Stated problem – For the listing underneath, give the count of lines containing the string "same" and nothing further.

================

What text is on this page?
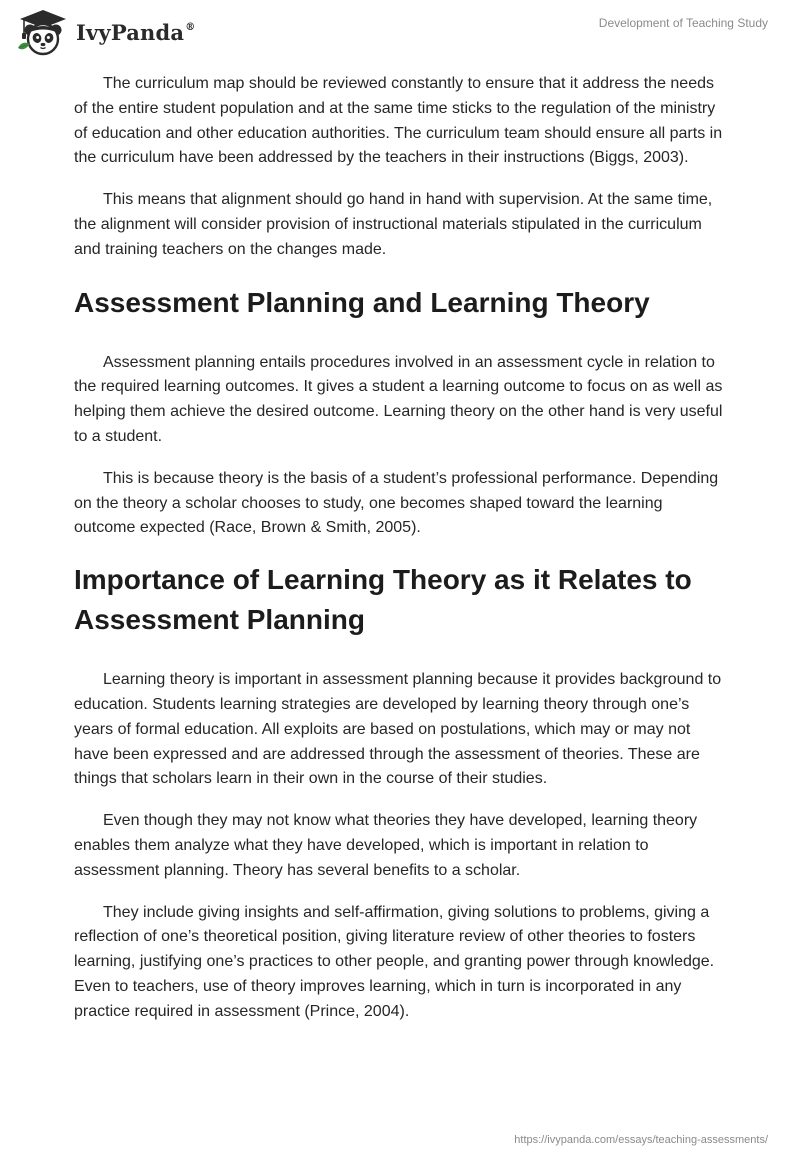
IvyPanda®	Development of Teaching Study

The curriculum map should be reviewed constantly to ensure that it address the needs of the entire student population and at the same time sticks to the regulation of the ministry of education and other education authorities. The curriculum team should ensure all parts in the curriculum have been addressed by the teachers in their instructions (Biggs, 2003).

This means that alignment should go hand in hand with supervision. At the same time, the alignment will consider provision of instructional materials stipulated in the curriculum and training teachers on the changes made.

Assessment Planning and Learning Theory

Assessment planning entails procedures involved in an assessment cycle in relation to the required learning outcomes. It gives a student a learning outcome to focus on as well as helping them achieve the desired outcome. Learning theory on the other hand is very useful to a student.

This is because theory is the basis of a student’s professional performance. Depending on the theory a scholar chooses to study, one becomes shaped toward the learning outcome expected (Race, Brown & Smith, 2005).

Importance of Learning Theory as it Relates to Assessment Planning

Learning theory is important in assessment planning because it provides background to education. Students learning strategies are developed by learning theory through one’s years of formal education. All exploits are based on postulations, which may or may not have been expressed and are addressed through the assessment of theories. These are things that scholars learn in their own in the course of their studies.

Even though they may not know what theories they have developed, learning theory enables them analyze what they have developed, which is important in relation to assessment planning. Theory has several benefits to a scholar.

They include giving insights and self-affirmation, giving solutions to problems, giving a reflection of one’s theoretical position, giving literature review of other theories to fosters learning, justifying one’s practices to other people, and granting power through knowledge. Even to teachers, use of theory improves learning, which in turn is incorporated in any practice required in assessment (Prince, 2004).

https://ivypanda.com/essays/teaching-assessments/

================

Written response – 2